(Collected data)
** start **

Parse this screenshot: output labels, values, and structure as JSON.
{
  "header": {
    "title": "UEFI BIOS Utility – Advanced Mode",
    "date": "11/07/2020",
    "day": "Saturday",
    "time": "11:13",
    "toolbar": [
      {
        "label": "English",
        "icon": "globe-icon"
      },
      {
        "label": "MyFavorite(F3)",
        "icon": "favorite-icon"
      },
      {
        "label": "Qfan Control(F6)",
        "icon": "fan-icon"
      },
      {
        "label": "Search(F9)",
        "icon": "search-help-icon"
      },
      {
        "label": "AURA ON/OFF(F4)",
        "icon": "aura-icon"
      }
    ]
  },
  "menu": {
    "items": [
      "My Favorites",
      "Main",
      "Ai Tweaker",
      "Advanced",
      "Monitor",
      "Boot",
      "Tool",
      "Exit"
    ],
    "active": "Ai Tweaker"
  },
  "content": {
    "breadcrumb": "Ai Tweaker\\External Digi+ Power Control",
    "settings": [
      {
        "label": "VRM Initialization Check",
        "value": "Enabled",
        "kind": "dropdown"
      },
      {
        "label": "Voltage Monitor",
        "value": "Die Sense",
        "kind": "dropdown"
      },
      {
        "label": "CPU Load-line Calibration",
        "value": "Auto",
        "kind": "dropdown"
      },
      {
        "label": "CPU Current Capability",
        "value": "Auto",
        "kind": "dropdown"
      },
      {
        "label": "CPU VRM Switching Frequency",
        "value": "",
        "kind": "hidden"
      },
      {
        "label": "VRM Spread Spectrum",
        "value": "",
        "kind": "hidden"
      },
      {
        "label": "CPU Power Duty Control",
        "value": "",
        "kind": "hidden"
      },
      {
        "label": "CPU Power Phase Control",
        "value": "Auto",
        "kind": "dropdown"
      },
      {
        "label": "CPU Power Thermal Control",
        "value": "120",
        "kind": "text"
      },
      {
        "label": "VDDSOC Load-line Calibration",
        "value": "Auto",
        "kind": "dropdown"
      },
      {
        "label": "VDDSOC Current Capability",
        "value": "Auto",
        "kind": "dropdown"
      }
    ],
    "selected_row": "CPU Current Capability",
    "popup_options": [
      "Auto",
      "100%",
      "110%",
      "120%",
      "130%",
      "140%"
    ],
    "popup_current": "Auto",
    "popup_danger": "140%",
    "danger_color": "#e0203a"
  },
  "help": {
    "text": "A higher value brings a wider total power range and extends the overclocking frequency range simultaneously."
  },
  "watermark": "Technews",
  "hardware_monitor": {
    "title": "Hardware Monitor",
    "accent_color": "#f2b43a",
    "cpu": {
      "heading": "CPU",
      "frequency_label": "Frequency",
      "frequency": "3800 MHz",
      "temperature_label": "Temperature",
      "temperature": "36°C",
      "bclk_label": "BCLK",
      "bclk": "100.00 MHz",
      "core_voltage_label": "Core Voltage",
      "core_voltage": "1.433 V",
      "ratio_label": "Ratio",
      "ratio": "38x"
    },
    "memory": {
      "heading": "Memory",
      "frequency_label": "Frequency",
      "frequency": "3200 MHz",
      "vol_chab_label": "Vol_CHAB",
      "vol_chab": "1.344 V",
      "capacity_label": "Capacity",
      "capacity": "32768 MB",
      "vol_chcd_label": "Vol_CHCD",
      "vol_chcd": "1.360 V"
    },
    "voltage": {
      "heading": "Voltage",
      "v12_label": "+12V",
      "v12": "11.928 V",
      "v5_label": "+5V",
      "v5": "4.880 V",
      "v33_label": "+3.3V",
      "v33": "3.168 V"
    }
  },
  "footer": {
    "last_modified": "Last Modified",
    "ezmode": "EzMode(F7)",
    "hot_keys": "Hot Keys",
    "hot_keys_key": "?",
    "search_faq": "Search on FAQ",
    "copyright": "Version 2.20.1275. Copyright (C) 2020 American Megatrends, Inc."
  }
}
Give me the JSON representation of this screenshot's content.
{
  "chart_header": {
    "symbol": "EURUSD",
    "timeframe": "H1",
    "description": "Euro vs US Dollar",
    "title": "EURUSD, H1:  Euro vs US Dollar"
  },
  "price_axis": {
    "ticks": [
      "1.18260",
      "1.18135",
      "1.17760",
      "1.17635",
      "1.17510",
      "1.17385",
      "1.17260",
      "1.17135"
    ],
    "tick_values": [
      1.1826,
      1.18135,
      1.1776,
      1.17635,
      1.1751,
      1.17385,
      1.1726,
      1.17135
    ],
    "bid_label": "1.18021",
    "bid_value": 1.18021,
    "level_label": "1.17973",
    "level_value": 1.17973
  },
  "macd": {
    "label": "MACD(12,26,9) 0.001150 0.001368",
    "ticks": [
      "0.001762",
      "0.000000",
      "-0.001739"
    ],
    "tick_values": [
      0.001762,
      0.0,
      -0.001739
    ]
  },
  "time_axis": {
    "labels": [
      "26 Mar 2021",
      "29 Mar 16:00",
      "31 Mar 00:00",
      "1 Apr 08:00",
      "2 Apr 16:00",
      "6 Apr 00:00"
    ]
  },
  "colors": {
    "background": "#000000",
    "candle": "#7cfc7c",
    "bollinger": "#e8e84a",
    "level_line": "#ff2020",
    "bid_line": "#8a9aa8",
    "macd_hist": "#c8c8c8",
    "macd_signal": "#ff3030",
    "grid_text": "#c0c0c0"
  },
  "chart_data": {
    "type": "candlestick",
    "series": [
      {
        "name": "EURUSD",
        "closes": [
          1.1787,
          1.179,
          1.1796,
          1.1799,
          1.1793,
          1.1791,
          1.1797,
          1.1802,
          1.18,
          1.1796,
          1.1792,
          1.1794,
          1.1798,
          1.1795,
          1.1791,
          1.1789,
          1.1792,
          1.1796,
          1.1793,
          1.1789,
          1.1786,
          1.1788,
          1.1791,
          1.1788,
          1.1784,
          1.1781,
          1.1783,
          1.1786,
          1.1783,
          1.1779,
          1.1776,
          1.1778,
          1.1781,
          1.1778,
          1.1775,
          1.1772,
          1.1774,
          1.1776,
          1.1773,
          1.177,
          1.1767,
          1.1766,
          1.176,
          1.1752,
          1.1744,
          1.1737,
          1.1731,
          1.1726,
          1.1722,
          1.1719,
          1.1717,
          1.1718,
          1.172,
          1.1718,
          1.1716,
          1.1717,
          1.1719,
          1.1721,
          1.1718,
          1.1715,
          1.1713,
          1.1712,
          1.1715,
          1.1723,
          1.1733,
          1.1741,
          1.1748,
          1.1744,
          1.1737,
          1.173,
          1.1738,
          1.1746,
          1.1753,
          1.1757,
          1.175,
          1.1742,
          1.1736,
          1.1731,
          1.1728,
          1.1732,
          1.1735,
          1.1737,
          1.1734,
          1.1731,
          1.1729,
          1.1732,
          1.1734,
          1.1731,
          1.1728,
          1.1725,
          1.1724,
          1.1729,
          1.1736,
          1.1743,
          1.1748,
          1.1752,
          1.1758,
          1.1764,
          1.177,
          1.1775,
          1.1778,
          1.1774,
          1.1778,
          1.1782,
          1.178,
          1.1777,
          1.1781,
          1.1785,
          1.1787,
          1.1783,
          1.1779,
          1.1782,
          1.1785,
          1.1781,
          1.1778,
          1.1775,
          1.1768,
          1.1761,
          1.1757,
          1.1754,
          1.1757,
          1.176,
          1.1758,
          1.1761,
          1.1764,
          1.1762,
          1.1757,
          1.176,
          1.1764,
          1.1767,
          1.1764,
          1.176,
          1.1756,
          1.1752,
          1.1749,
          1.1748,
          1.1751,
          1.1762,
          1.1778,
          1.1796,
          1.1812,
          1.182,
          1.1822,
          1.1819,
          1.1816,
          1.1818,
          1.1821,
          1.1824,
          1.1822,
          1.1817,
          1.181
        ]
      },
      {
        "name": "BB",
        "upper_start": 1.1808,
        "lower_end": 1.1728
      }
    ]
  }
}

** end **

PROBLEM:
Every entry must be quoted exactly as it appears above.

FINISHED ANSWER:
Parse this screenshot: output labels, values, and structure as JSON.
{
  "header": {
    "title": "UEFI BIOS Utility – Advanced Mode",
    "date": "11/07/2020",
    "day": "Saturday",
    "time": "11:13",
    "toolbar": [
      {
        "label": "English",
        "icon": "globe-icon"
      },
      {
        "label": "MyFavorite(F3)",
        "icon": "favorite-icon"
      },
      {
        "label": "Qfan Control(F6)",
        "icon": "fan-icon"
      },
      {
        "label": "Search(F9)",
        "icon": "search-help-icon"
      },
      {
        "label": "AURA ON/OFF(F4)",
        "icon": "aura-icon"
      }
    ]
  },
  "menu": {
    "items": [
      "My Favorites",
      "Main",
      "Ai Tweaker",
      "Advanced",
      "Monitor",
      "Boot",
      "Tool",
      "Exit"
    ],
    "active": "Ai Tweaker"
  },
  "content": {
    "breadcrumb": "Ai Tweaker\\External Digi+ Power Control",
    "settings": [
      {
        "label": "VRM Initialization Check",
        "value": "Enabled",
        "kind": "dropdown"
      },
      {
        "label": "Voltage Monitor",
        "value": "Die Sense",
        "kind": "dropdown"
      },
      {
        "label": "CPU Load-line Calibration",
        "value": "Auto",
        "kind": "dropdown"
      },
      {
        "label": "CPU Current Capability",
        "value": "Auto",
        "kind": "dropdown"
      },
      {
        "label": "CPU VRM Switching Frequency",
        "value": "",
        "kind": "hidden"
      },
      {
        "label": "VRM Spread Spectrum",
        "value": "",
        "kind": "hidden"
      },
      {
        "label": "CPU Power Duty Control",
        "value": "",
        "kind": "hidden"
      },
      {
        "label": "CPU Power Phase Control",
        "value": "Auto",
        "kind": "dropdown"
      },
      {
        "label": "CPU Power Thermal Control",
        "value": "120",
        "kind": "text"
      },
      {
        "label": "VDDSOC Load-line Calibration",
        "value": "Auto",
        "kind": "dropdown"
      },
      {
        "label": "VDDSOC Current Capability",
        "value": "Auto",
        "kind": "dropdown"
      }
    ],
    "selected_row": "CPU Current Capability",
    "popup_options": [
      "Auto",
      "100%",
      "110%",
      "120%",
      "130%",
      "140%"
    ],
    "popup_current": "Auto",
    "popup_danger": "140%",
    "danger_color": "#e0203a"
  },
  "help": {
    "text": "A higher value brings a wider total power range and extends the overclocking frequency range simultaneously."
  },
  "watermark": "Technews",
  "hardware_monitor": {
    "title": "Hardware Monitor",
    "accent_color": "#f2b43a",
    "cpu": {
      "heading": "CPU",
      "frequency_label": "Frequency",
      "frequency": "3800 MHz",
      "temperature_label": "Temperature",
      "temperature": "36°C",
      "bclk_label": "BCLK",
      "bclk": "100.00 MHz",
      "core_voltage_label": "Core Voltage",
      "core_voltage": "1.433 V",
      "ratio_label": "Ratio",
      "ratio": "38x"
    },
    "memory": {
      "heading": "Memory",
      "frequency_label": "Frequency",
      "frequency": "3200 MHz",
      "vol_chab_label": "Vol_CHAB",
      "vol_chab": "1.344 V",
      "capacity_label": "Capacity",
      "capacity": "32768 MB",
      "vol_chcd_label": "Vol_CHCD",
      "vol_chcd": "1.360 V"
    },
    "voltage": {
      "heading": "Voltage",
      "v12_label": "+12V",
      "v12": "11.928 V",
      "v5_label": "+5V",
      "v5": "4.880 V",
      "v33_label": "+3.3V",
      "v33": "3.168 V"
    }
  },
  "footer": {
    "last_modified": "Last Modified",
    "ezmode": "EzMode(F7)",
    "hot_keys": "Hot Keys",
    "hot_keys_key": "?",
    "search_faq": "Search on FAQ",
    "copyright": "Version 2.20.1275. Copyright (C) 2020 American Megatrends, Inc."
  }
}
Give me the JSON representation of this screenshot's content.
{
  "chart_header": {
    "symbol": "EURUSD",
    "timeframe": "H1",
    "description": "Euro vs US Dollar",
    "title": "EURUSD, H1:  Euro vs US Dollar"
  },
  "price_axis": {
    "ticks": [
      "1.18260",
      "1.18135",
      "1.17760",
      "1.17635",
      "1.17510",
      "1.17385",
      "1.17260",
      "1.17135"
    ],
    "tick_values": [
      1.1826,
      1.18135,
      1.1776,
      1.17635,
      1.1751,
      1.17385,
      1.1726,
      1.17135
    ],
    "bid_label": "1.18021",
    "bid_value": 1.18021,
    "level_label": "1.17973",
    "level_value": 1.17973
  },
  "macd": {
    "label": "MACD(12,26,9) 0.001150 0.001368",
    "ticks": [
      "0.001762",
      "0.000000",
      "-0.001739"
    ],
    "tick_values": [
      0.001762,
      0.0,
      -0.001739
    ]
  },
  "time_axis": {
    "labels": [
      "26 Mar 2021",
      "29 Mar 16:00",
      "31 Mar 00:00",
      "1 Apr 08:00",
      "2 Apr 16:00",
      "6 Apr 00:00"
    ]
  },
  "colors": {
    "background": "#000000",
    "candle": "#7cfc7c",
    "bollinger": "#e8e84a",
    "level_line": "#ff2020",
    "bid_line": "#8a9aa8",
    "macd_hist": "#c8c8c8",
    "macd_signal": "#ff3030",
    "grid_text": "#c0c0c0"
  },
  "chart_data": {
    "type": "candlestick",
    "series": [
      {
        "name": "EURUSD",
        "closes": [
          1.1787,
          1.179,
          1.1796,
          1.1799,
          1.1793,
          1.1791,
          1.1797,
          1.1802,
          1.18,
          1.1796,
          1.1792,
          1.1794,
          1.1798,
          1.1795,
          1.1791,
          1.1789,
          1.1792,
          1.1796,
          1.1793,
          1.1789,
          1.1786,
          1.1788,
          1.1791,
          1.1788,
          1.1784,
          1.1781,
          1.1783,
          1.1786,
          1.1783,
          1.1779,
          1.1776,
          1.1778,
          1.1781,
          1.1778,
          1.1775,
          1.1772,
          1.1774,
          1.1776,
          1.1773,
          1.177,
          1.1767,
          1.1766,
          1.176,
          1.1752,
          1.1744,
          1.1737,
          1.1731,
          1.1726,
          1.1722,
          1.1719,
          1.1717,
          1.1718,
          1.172,
          1.1718,
          1.1716,
          1.1717,
          1.1719,
          1.1721,
          1.1718,
          1.1715,
          1.1713,
          1.1712,
          1.1715,
          1.1723,
          1.1733,
          1.1741,
          1.1748,
          1.1744,
          1.1737,
          1.173,
          1.1738,
          1.1746,
          1.1753,
          1.1757,
          1.175,
          1.1742,
          1.1736,
          1.1731,
          1.1728,
          1.1732,
          1.1735,
          1.1737,
          1.1734,
          1.1731,
          1.1729,
          1.1732,
          1.1734,
          1.1731,
          1.1728,
          1.1725,
          1.1724,
          1.1729,
          1.1736,
          1.1743,
          1.1748,
          1.1752,
          1.1758,
          1.1764,
          1.177,
          1.1775,
          1.1778,
          1.1774,
          1.1778,
          1.1782,
          1.178,
          1.1777,
          1.1781,
          1.1785,
          1.1787,
          1.1783,
          1.1779,
          1.1782,
          1.1785,
          1.1781,
          1.1778,
          1.1775,
          1.1768,
          1.1761,
          1.1757,
          1.1754,
          1.1757,
          1.176,
          1.1758,
          1.1761,
          1.1764,
          1.1762,
          1.1757,
          1.176,
          1.1764,
          1.1767,
          1.1764,
          1.176,
          1.1756,
          1.1752,
          1.1749,
          1.1748,
          1.1751,
          1.1762,
          1.1778,
          1.1796,
          1.1812,
          1.182,
          1.1822,
          1.1819,
          1.1816,
          1.1818,
          1.1821,
          1.1824,
          1.1822,
          1.1817,
          1.181
        ]
      },
      {
        "name": "BB",
        "upper_start": 1.1808,
        "lower_end": 1.1728
      }
    ]
  }
}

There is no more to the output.